(Data entries)
[Begin]

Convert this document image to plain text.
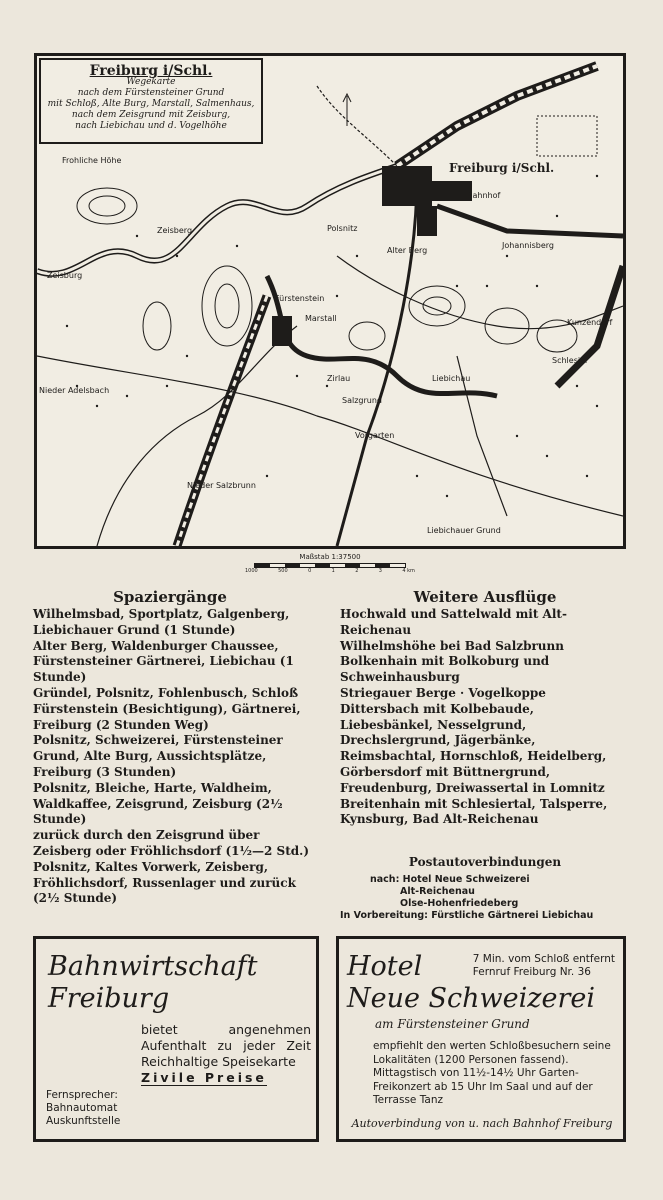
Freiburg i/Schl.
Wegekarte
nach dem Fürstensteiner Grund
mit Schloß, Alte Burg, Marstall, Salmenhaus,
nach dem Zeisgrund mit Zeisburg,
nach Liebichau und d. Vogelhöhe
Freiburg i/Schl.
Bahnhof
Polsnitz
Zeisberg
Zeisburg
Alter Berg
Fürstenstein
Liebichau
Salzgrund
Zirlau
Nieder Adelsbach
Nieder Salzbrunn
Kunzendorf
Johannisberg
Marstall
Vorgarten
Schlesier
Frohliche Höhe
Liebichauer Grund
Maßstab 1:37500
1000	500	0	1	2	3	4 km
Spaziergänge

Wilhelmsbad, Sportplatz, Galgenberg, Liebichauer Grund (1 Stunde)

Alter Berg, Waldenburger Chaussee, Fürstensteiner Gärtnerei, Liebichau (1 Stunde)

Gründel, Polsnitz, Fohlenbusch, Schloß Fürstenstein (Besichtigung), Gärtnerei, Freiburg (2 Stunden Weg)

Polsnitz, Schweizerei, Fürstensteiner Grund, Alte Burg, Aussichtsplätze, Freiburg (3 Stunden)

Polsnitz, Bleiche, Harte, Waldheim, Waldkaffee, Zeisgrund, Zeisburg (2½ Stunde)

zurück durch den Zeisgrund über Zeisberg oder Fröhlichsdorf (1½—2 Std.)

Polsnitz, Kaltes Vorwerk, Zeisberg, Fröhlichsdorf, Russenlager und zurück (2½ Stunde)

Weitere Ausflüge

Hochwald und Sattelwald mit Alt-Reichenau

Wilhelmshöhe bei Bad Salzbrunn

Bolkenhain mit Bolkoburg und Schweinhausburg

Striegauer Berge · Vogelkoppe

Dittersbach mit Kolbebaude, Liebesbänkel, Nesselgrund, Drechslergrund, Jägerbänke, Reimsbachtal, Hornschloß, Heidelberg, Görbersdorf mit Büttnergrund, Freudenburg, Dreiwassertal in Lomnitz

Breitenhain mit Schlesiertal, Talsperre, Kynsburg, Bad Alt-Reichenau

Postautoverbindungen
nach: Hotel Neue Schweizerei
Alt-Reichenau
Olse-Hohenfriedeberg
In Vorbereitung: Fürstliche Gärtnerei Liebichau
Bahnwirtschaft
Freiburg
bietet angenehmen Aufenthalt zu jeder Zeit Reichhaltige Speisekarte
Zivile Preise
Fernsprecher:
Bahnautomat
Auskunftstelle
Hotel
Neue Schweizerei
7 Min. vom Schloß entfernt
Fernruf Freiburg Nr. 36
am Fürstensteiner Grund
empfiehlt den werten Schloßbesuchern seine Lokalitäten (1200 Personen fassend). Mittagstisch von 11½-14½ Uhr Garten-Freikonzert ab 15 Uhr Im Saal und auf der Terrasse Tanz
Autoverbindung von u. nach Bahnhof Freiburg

[End]

■ What is expected
State how many lines of the listing include the word "Bahnhof". Reply with the number alone.

■ The result
2